• _Short problem_
Restate each line word for word. Leave out every picture.

(Extracted records)
□ □ □
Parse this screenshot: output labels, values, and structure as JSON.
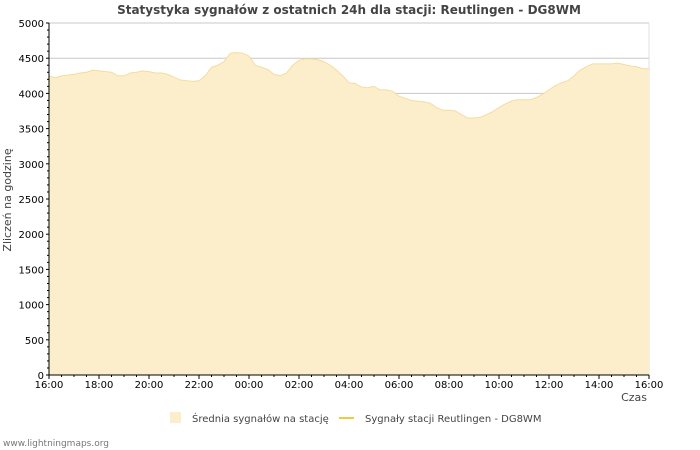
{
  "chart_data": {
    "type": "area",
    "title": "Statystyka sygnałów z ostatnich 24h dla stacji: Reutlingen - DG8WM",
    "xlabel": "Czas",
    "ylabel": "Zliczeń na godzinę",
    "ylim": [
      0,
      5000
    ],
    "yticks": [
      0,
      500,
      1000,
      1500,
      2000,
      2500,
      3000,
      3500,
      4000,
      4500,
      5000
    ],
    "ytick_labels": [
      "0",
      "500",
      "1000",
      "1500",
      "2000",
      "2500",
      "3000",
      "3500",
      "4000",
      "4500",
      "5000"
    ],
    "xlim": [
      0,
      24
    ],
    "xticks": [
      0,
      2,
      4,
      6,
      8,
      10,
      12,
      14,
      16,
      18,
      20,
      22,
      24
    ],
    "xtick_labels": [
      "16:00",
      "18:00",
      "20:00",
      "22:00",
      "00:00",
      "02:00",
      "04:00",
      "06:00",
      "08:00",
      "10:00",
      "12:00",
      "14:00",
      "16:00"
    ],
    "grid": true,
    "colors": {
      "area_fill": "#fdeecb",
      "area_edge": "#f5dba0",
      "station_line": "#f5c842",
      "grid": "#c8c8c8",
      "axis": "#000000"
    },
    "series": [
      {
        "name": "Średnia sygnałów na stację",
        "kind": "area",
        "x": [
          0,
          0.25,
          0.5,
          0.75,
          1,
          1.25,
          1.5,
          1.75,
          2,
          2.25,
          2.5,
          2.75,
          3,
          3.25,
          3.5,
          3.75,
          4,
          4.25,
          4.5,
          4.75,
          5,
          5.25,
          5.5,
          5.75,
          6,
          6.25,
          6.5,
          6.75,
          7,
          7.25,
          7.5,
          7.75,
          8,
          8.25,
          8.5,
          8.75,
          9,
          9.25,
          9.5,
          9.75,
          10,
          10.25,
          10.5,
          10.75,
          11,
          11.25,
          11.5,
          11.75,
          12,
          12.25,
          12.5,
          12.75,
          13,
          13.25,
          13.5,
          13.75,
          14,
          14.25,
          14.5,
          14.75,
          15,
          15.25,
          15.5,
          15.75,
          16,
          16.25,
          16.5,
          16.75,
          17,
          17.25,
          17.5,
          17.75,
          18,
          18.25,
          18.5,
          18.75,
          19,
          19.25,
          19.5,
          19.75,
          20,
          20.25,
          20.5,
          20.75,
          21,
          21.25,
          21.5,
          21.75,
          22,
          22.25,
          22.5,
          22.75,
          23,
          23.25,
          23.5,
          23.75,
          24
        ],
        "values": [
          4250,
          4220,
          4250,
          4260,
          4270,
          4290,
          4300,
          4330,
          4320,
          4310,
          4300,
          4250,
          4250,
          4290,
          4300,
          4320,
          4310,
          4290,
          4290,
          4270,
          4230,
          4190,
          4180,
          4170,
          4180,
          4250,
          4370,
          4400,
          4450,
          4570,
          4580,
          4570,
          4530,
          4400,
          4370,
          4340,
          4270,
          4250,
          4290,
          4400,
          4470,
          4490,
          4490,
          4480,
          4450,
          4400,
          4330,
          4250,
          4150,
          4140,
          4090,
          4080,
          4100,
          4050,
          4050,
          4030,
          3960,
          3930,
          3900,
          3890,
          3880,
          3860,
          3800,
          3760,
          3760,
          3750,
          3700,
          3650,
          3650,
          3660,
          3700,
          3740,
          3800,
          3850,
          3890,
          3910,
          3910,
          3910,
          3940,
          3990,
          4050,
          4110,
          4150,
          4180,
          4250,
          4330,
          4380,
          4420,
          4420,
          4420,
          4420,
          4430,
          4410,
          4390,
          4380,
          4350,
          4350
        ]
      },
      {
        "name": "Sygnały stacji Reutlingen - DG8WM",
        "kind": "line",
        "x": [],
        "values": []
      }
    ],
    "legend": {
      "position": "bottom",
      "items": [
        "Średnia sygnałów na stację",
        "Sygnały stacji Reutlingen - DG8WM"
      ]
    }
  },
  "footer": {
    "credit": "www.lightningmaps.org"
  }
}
□ □ □
• _Response below_
Parse this screenshot: output labels, values, and structure as JSON.
{
  "chart_data": {
    "type": "area",
    "title": "Statystyka sygnałów z ostatnich 24h dla stacji: Reutlingen - DG8WM",
    "xlabel": "Czas",
    "ylabel": "Zliczeń na godzinę",
    "ylim": [
      0,
      5000
    ],
    "yticks": [
      0,
      500,
      1000,
      1500,
      2000,
      2500,
      3000,
      3500,
      4000,
      4500,
      5000
    ],
    "ytick_labels": [
      "0",
      "500",
      "1000",
      "1500",
      "2000",
      "2500",
      "3000",
      "3500",
      "4000",
      "4500",
      "5000"
    ],
    "xlim": [
      0,
      24
    ],
    "xticks": [
      0,
      2,
      4,
      6,
      8,
      10,
      12,
      14,
      16,
      18,
      20,
      22,
      24
    ],
    "xtick_labels": [
      "16:00",
      "18:00",
      "20:00",
      "22:00",
      "00:00",
      "02:00",
      "04:00",
      "06:00",
      "08:00",
      "10:00",
      "12:00",
      "14:00",
      "16:00"
    ],
    "grid": true,
    "colors": {
      "area_fill": "#fdeecb",
      "area_edge": "#f5dba0",
      "station_line": "#f5c842",
      "grid": "#c8c8c8",
      "axis": "#000000"
    },
    "series": [
      {
        "name": "Średnia sygnałów na stację",
        "kind": "area",
        "x": [
          0,
          0.25,
          0.5,
          0.75,
          1,
          1.25,
          1.5,
          1.75,
          2,
          2.25,
          2.5,
          2.75,
          3,
          3.25,
          3.5,
          3.75,
          4,
          4.25,
          4.5,
          4.75,
          5,
          5.25,
          5.5,
          5.75,
          6,
          6.25,
          6.5,
          6.75,
          7,
          7.25,
          7.5,
          7.75,
          8,
          8.25,
          8.5,
          8.75,
          9,
          9.25,
          9.5,
          9.75,
          10,
          10.25,
          10.5,
          10.75,
          11,
          11.25,
          11.5,
          11.75,
          12,
          12.25,
          12.5,
          12.75,
          13,
          13.25,
          13.5,
          13.75,
          14,
          14.25,
          14.5,
          14.75,
          15,
          15.25,
          15.5,
          15.75,
          16,
          16.25,
          16.5,
          16.75,
          17,
          17.25,
          17.5,
          17.75,
          18,
          18.25,
          18.5,
          18.75,
          19,
          19.25,
          19.5,
          19.75,
          20,
          20.25,
          20.5,
          20.75,
          21,
          21.25,
          21.5,
          21.75,
          22,
          22.25,
          22.5,
          22.75,
          23,
          23.25,
          23.5,
          23.75,
          24
        ],
        "values": [
          4250,
          4220,
          4250,
          4260,
          4270,
          4290,
          4300,
          4330,
          4320,
          4310,
          4300,
          4250,
          4250,
          4290,
          4300,
          4320,
          4310,
          4290,
          4290,
          4270,
          4230,
          4190,
          4180,
          4170,
          4180,
          4250,
          4370,
          4400,
          4450,
          4570,
          4580,
          4570,
          4530,
          4400,
          4370,
          4340,
          4270,
          4250,
          4290,
          4400,
          4470,
          4490,
          4490,
          4480,
          4450,
          4400,
          4330,
          4250,
          4150,
          4140,
          4090,
          4080,
          4100,
          4050,
          4050,
          4030,
          3960,
          3930,
          3900,
          3890,
          3880,
          3860,
          3800,
          3760,
          3760,
          3750,
          3700,
          3650,
          3650,
          3660,
          3700,
          3740,
          3800,
          3850,
          3890,
          3910,
          3910,
          3910,
          3940,
          3990,
          4050,
          4110,
          4150,
          4180,
          4250,
          4330,
          4380,
          4420,
          4420,
          4420,
          4420,
          4430,
          4410,
          4390,
          4380,
          4350,
          4350
        ]
      },
      {
        "name": "Sygnały stacji Reutlingen - DG8WM",
        "kind": "line",
        "x": [],
        "values": []
      }
    ],
    "legend": {
      "position": "bottom",
      "items": [
        "Średnia sygnałów na stację",
        "Sygnały stacji Reutlingen - DG8WM"
      ]
    }
  },
  "footer": {
    "credit": "www.lightningmaps.org"
  }
}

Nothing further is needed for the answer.